Nivolumab, with or without ipilimumab, does not provide a clinical benefit in pediatric patients with high-grade central nervous system (CNS) cancer, according to researchers.
In a phase 2 trial, nivolumab alone or in combination with ipilimumab did not improve progression-free survival (PFS) or overall survival (OS), when compared with historical data.
These results were presented at the 20th International Symposium on Pediatric Neuro-Oncology (ISPNO).
With the phase 2 CheckMate 908 study (ClinicalTrials.gov Identifier: NCT03130959), researchers aimed to determine whether nivolumab, with or without ipilimumab, improves outcomes among pediatric patients with high-grade CNS cancer, compared with historical data. The study was not designed to compare the treatment arms directly.
The trial included 166 patients — 85 who were assigned to receive nivolumab alone (3 mg/kg every 2 weeks) and 81 who were assigned to receive nivolumab plus ipilimumab (nivolumab at 3 mg/kg and ipilimumab at 1 mg/kg every 3 weeks for 4 doses, then nivolumab at 3 mg/kg every 2 weeks).
The median age was 10 years (range, 1-21) in the nivolumab arm and 11 years (range, 1-21) in the combination arm. A majority of patients in both arms were male (61.2% in the nivolumab-alone arm and 54.3% in the combination arm). A minority of patients (25.8% vs 19.3%) had PD-L1 expression levels of at least 5%.
Patients were divided into 5 cohorts by tumor type and disease status — newly diagnosed diffuse intrinsic pontine glioma (DIPG) after radiotherapy, recurrent/progressive high-grade glioma/glioblastoma, relapsed/resistant medulloblastoma, relapsed/resistant ependymoma, or other recurrent or progressive high-grade CNS tumors.

Records from a dataset:
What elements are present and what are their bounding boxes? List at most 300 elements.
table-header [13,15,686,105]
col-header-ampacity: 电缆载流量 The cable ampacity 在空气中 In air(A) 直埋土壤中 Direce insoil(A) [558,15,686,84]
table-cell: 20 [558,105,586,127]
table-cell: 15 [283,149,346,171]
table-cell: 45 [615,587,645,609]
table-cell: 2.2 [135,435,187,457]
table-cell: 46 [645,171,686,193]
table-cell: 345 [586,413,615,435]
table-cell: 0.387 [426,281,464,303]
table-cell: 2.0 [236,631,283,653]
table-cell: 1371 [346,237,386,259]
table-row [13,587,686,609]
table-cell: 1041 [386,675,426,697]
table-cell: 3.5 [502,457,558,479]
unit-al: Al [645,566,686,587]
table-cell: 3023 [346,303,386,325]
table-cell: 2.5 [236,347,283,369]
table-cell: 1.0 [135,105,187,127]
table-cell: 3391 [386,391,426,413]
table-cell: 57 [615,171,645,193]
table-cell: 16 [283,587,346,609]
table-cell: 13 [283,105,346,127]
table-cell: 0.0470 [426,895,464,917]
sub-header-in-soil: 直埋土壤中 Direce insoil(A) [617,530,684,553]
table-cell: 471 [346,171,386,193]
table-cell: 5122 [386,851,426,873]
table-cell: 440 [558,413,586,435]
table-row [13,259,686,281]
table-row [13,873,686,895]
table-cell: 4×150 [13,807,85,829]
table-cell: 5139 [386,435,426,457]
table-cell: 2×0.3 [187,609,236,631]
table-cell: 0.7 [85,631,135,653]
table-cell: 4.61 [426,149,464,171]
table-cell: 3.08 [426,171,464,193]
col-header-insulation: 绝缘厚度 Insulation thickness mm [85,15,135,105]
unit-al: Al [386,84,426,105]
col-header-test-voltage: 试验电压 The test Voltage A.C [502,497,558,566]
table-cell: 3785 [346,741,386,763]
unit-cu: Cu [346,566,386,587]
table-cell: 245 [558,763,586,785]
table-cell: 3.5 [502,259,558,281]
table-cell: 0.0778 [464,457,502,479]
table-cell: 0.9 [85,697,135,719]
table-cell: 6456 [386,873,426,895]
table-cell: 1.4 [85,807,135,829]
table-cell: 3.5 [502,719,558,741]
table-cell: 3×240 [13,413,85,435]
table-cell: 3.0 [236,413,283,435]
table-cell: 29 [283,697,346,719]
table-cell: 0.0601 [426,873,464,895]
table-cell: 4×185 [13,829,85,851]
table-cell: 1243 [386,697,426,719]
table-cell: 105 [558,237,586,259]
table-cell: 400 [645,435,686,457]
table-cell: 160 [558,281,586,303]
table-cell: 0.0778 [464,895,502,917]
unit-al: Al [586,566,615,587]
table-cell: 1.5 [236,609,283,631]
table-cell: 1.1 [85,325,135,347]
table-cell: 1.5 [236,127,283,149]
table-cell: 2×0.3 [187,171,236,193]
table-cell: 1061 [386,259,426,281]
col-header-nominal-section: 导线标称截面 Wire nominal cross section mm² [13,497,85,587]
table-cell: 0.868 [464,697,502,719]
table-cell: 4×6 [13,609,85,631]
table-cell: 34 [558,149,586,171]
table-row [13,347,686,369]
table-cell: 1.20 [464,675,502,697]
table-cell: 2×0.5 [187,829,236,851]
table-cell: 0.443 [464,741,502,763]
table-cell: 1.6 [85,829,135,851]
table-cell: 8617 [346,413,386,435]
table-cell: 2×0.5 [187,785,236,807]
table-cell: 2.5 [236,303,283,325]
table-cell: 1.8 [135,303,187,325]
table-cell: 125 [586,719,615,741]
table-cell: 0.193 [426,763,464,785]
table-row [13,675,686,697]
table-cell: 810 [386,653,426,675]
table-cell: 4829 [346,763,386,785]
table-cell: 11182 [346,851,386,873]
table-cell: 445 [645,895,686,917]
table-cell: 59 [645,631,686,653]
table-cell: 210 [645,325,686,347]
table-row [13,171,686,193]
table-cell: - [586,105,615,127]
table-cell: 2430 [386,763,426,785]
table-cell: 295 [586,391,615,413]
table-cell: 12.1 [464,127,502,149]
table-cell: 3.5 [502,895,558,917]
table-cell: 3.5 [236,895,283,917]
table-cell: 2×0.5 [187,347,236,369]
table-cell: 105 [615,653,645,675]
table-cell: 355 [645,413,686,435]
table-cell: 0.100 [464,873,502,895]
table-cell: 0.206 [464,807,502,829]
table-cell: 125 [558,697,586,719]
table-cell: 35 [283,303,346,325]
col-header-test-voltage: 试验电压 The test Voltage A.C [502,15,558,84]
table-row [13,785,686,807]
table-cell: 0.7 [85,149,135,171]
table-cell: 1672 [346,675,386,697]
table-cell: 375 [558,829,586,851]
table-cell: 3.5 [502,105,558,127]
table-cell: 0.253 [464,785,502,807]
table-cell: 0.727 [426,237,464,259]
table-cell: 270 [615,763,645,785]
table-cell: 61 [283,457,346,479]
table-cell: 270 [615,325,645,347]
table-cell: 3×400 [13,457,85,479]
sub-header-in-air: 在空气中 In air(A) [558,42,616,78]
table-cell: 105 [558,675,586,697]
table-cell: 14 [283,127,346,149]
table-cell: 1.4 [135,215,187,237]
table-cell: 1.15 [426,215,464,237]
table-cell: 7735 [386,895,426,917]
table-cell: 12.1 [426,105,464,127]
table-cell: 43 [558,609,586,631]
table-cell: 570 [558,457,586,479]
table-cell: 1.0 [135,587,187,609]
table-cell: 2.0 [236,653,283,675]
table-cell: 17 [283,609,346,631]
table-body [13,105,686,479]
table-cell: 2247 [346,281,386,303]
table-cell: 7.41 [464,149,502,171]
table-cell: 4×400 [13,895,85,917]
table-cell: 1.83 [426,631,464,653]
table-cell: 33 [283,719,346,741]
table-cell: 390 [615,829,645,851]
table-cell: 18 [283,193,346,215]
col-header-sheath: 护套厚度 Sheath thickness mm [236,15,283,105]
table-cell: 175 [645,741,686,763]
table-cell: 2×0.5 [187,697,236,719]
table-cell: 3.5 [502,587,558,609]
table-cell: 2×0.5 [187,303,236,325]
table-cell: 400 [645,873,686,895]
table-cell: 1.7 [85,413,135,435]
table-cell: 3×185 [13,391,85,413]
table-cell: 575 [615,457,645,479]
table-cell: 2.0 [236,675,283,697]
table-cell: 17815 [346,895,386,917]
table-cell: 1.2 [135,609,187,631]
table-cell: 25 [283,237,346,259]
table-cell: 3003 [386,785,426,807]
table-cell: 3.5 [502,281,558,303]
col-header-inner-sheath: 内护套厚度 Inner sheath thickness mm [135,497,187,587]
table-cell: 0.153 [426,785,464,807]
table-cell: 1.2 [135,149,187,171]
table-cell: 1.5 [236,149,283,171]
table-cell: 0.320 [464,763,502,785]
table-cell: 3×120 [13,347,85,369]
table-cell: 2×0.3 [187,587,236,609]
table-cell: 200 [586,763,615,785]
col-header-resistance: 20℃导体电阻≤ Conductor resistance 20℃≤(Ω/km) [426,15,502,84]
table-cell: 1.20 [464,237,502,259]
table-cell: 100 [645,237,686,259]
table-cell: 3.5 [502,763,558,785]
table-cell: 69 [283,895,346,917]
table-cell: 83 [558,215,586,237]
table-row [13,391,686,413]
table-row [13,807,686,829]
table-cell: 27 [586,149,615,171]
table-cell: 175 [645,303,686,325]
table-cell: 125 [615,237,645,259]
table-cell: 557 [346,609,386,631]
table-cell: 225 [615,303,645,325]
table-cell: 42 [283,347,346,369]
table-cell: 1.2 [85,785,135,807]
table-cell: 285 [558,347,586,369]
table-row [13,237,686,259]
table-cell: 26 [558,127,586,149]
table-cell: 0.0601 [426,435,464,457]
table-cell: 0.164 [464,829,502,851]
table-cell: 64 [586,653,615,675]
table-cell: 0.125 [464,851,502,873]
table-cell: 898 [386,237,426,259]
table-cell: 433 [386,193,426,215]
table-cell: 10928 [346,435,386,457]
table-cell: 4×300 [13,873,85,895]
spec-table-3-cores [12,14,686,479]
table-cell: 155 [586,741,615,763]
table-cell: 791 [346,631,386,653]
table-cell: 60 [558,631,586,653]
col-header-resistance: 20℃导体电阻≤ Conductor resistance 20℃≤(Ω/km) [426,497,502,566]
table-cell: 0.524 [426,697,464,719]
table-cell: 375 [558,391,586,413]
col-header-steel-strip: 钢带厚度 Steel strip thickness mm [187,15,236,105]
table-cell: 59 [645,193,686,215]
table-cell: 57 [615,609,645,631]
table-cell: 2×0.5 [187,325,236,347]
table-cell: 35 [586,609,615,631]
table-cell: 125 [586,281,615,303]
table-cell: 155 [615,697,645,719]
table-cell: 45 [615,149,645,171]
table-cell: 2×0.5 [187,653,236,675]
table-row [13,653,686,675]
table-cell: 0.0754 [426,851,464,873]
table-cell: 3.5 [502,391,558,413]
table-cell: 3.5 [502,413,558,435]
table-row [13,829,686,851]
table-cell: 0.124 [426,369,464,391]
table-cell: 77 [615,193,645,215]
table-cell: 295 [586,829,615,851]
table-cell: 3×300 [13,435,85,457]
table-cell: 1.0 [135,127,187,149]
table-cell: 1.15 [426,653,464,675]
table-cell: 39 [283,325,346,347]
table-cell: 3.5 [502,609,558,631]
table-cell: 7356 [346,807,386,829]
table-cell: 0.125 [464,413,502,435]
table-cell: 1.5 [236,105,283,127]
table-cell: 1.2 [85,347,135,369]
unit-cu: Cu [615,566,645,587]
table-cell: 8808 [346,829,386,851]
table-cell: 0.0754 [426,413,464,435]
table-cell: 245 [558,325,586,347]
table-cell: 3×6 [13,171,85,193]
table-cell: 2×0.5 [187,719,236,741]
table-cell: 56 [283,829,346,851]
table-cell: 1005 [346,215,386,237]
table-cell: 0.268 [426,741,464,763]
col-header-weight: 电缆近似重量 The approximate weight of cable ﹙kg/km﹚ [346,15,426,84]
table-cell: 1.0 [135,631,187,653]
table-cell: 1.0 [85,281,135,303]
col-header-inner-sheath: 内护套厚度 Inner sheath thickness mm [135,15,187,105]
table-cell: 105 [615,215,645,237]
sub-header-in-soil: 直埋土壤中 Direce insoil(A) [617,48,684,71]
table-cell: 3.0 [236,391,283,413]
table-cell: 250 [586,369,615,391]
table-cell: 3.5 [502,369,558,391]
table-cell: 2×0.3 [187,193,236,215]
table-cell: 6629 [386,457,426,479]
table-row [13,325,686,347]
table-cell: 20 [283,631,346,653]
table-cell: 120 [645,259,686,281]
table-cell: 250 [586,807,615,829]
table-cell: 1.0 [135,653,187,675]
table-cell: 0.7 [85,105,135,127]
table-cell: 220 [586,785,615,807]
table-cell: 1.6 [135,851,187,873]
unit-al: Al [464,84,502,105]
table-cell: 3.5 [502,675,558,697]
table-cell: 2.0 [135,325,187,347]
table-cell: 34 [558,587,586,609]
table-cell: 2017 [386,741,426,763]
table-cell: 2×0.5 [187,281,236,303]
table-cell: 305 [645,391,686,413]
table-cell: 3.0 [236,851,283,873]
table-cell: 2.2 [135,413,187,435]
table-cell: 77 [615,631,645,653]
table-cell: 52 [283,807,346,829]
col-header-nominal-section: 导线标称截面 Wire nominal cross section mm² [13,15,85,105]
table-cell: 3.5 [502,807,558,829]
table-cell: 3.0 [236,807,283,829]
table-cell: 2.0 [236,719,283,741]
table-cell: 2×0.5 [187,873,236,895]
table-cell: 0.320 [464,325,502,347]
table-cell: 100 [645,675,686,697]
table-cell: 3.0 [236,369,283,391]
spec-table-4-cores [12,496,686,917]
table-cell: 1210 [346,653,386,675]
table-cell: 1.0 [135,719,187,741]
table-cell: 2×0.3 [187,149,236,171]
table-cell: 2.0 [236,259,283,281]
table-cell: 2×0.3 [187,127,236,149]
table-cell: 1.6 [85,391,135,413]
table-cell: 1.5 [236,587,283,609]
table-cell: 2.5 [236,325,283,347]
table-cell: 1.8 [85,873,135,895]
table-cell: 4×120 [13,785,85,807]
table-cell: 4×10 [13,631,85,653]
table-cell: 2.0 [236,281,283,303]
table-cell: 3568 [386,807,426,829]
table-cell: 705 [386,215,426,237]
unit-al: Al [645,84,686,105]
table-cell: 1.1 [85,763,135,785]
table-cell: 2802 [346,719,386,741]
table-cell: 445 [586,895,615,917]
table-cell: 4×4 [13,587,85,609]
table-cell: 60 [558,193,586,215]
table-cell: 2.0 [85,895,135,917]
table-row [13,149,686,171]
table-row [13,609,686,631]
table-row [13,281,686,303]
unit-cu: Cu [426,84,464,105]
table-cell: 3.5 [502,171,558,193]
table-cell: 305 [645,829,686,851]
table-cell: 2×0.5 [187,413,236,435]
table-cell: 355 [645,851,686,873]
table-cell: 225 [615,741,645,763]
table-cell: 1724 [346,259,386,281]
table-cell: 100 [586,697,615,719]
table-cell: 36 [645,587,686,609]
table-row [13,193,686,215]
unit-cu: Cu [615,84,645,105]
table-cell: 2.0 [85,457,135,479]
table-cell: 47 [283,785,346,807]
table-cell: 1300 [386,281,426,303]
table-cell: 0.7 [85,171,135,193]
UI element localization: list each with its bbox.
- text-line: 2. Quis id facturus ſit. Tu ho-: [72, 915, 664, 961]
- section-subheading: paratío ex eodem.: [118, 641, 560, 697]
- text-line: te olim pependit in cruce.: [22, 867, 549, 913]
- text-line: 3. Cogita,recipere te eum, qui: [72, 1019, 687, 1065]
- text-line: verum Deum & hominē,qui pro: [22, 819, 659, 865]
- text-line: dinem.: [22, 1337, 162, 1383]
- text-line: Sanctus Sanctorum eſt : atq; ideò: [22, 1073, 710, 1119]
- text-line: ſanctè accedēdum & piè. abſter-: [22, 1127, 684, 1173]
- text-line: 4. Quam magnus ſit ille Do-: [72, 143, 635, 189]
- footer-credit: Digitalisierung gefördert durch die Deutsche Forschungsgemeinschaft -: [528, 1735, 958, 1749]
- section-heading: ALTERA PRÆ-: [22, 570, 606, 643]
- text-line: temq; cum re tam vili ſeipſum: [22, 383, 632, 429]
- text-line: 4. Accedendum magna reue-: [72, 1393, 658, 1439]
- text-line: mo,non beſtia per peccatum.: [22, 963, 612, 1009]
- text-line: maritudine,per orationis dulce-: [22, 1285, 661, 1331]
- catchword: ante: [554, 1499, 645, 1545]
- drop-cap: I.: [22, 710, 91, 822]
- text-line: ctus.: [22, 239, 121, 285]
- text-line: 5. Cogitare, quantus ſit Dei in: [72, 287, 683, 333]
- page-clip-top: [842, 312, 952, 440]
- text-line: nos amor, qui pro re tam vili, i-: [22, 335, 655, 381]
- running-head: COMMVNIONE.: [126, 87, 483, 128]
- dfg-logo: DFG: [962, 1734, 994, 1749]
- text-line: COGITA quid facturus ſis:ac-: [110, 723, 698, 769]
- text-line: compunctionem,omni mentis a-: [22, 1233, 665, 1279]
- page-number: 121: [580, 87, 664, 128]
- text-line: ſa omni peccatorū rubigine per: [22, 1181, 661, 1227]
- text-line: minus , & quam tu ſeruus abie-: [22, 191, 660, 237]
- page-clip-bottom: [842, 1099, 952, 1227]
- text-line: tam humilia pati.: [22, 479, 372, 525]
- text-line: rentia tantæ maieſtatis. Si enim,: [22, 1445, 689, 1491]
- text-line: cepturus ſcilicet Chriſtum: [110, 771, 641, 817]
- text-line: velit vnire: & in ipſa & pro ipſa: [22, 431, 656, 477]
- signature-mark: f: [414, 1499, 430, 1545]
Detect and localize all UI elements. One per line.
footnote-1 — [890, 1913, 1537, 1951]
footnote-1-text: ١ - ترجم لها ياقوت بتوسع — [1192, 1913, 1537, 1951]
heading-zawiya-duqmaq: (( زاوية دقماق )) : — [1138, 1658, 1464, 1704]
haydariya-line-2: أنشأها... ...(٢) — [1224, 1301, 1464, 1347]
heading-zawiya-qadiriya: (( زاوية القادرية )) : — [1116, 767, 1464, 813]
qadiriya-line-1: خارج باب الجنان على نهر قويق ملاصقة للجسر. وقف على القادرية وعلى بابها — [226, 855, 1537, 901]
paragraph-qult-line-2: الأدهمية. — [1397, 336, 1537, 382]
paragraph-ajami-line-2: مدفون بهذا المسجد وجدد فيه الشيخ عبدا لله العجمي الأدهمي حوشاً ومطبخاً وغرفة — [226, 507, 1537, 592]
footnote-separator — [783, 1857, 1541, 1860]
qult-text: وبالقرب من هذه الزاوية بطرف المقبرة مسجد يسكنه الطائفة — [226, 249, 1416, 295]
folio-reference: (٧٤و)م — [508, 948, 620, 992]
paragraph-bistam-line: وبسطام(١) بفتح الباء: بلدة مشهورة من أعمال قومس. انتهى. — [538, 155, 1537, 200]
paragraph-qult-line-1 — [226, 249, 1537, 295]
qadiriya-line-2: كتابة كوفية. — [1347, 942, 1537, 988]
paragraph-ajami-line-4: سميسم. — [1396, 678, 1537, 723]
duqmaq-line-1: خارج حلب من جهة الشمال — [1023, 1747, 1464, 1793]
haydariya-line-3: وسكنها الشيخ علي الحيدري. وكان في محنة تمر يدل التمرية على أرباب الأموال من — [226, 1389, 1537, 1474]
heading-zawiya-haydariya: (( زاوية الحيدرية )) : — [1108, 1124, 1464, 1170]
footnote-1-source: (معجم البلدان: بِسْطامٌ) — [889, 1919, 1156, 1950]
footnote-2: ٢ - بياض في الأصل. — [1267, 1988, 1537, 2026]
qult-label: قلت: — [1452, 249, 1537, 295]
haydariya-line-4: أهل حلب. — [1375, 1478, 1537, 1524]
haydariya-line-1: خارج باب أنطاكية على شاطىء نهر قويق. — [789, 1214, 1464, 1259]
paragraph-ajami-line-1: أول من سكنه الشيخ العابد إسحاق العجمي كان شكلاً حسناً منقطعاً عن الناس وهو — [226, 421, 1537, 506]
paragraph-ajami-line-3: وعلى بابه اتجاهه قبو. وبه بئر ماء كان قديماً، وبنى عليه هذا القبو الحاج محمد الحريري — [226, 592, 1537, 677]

EXERCISE.
From the CheckMate 908 report, list every cohort into which patients were divided by tumor type and disease status.

ANSWER FOR THE TASK.
- Newly diagnosed diffuse intrinsic pontine glioma (DIPG) after radiotherapy
- Recurrent/progressive high-grade glioma/glioblastoma
- Relapsed/resistant medulloblastoma
- Relapsed/resistant ependymoma
- Other recurrent or progressive high-grade CNS tumors